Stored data
—————

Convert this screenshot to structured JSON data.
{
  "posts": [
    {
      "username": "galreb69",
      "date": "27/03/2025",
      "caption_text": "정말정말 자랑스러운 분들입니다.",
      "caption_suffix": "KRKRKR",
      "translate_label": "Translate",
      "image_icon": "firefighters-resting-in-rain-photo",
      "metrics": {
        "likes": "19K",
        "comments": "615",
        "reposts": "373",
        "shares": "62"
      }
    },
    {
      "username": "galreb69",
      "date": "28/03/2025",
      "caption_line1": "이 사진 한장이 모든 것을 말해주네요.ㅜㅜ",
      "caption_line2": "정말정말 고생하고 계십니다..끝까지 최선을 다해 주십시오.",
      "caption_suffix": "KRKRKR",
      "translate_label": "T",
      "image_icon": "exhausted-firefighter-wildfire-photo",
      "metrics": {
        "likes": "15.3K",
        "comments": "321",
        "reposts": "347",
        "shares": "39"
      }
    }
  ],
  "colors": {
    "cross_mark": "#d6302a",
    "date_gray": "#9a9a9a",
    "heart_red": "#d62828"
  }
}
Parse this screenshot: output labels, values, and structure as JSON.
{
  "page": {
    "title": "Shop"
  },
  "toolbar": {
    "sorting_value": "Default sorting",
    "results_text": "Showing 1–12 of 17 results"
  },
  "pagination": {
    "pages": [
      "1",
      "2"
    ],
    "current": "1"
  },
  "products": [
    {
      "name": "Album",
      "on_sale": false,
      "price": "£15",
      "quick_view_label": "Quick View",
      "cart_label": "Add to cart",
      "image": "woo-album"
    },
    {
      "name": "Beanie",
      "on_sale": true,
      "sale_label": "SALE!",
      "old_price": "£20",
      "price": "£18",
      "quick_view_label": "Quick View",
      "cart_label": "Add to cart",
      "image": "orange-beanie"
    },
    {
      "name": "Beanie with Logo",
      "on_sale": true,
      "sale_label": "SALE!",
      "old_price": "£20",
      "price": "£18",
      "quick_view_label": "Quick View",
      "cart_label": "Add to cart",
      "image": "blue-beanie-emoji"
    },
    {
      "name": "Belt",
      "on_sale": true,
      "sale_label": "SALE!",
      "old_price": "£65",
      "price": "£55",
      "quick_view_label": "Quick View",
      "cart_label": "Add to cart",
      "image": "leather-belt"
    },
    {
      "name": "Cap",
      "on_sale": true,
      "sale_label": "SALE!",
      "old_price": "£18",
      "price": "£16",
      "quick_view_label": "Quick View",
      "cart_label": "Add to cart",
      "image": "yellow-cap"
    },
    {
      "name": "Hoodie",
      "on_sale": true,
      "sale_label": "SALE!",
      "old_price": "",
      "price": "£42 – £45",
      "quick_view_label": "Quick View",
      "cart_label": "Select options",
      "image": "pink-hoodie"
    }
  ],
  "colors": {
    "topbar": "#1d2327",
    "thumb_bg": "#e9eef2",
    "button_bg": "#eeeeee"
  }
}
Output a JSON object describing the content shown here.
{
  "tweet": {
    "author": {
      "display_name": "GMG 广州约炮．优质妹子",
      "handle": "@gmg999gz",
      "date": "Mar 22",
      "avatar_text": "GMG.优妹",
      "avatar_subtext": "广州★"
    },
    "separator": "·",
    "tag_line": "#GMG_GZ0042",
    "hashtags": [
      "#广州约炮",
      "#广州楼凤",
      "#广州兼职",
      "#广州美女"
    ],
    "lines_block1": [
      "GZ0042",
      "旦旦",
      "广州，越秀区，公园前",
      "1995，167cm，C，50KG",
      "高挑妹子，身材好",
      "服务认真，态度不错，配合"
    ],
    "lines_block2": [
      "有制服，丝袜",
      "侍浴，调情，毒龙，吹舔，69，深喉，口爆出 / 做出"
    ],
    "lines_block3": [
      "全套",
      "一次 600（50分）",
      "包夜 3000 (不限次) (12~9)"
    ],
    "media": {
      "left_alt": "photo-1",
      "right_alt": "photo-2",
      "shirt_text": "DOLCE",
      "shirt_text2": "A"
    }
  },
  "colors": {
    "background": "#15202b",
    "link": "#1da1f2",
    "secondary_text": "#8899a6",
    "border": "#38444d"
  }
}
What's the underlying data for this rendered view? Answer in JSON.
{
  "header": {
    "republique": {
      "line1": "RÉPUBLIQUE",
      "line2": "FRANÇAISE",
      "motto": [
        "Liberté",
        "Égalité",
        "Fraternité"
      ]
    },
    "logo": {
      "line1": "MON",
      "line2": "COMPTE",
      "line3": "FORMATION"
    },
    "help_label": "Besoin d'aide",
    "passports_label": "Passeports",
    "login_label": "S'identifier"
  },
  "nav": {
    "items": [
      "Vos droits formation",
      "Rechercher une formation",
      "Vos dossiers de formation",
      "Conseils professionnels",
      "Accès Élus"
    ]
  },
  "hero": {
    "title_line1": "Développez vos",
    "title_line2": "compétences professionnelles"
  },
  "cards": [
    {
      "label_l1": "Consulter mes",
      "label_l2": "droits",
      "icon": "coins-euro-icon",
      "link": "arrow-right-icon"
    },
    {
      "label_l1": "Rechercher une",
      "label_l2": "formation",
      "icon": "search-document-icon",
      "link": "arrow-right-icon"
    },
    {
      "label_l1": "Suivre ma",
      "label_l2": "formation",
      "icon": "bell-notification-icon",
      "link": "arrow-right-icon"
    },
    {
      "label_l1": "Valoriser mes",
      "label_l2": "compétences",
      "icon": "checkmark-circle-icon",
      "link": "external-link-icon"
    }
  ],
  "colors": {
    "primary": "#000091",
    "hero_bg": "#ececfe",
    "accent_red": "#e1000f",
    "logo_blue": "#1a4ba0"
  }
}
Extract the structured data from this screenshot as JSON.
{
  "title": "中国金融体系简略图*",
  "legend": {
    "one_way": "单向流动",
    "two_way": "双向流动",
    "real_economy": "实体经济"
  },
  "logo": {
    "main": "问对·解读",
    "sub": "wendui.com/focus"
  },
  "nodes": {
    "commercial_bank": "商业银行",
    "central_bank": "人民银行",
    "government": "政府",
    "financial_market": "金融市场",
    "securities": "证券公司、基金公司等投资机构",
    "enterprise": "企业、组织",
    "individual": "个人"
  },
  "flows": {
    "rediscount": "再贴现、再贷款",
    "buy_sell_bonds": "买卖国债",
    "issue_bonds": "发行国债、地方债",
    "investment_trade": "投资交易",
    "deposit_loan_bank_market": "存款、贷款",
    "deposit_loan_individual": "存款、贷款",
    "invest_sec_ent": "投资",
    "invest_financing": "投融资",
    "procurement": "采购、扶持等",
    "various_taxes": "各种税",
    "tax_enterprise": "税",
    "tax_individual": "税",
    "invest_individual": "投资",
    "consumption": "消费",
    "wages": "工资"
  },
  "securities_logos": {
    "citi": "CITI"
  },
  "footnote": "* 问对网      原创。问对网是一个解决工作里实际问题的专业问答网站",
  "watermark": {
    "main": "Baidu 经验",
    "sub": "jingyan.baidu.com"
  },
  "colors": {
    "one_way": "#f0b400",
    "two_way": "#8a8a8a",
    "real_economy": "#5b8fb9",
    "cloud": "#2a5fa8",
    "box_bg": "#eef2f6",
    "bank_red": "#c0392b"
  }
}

—————

WHAT YOU HAVE TO DO
Read the entries and pick out all lines that include the word "JSON".

RESPONSE
Convert this screenshot to structured JSON data.
Parse this screenshot: output labels, values, and structure as JSON.
Output a JSON object describing the content shown here.
What's the underlying data for this rendered view? Answer in JSON.
Extract the structured data from this screenshot as JSON.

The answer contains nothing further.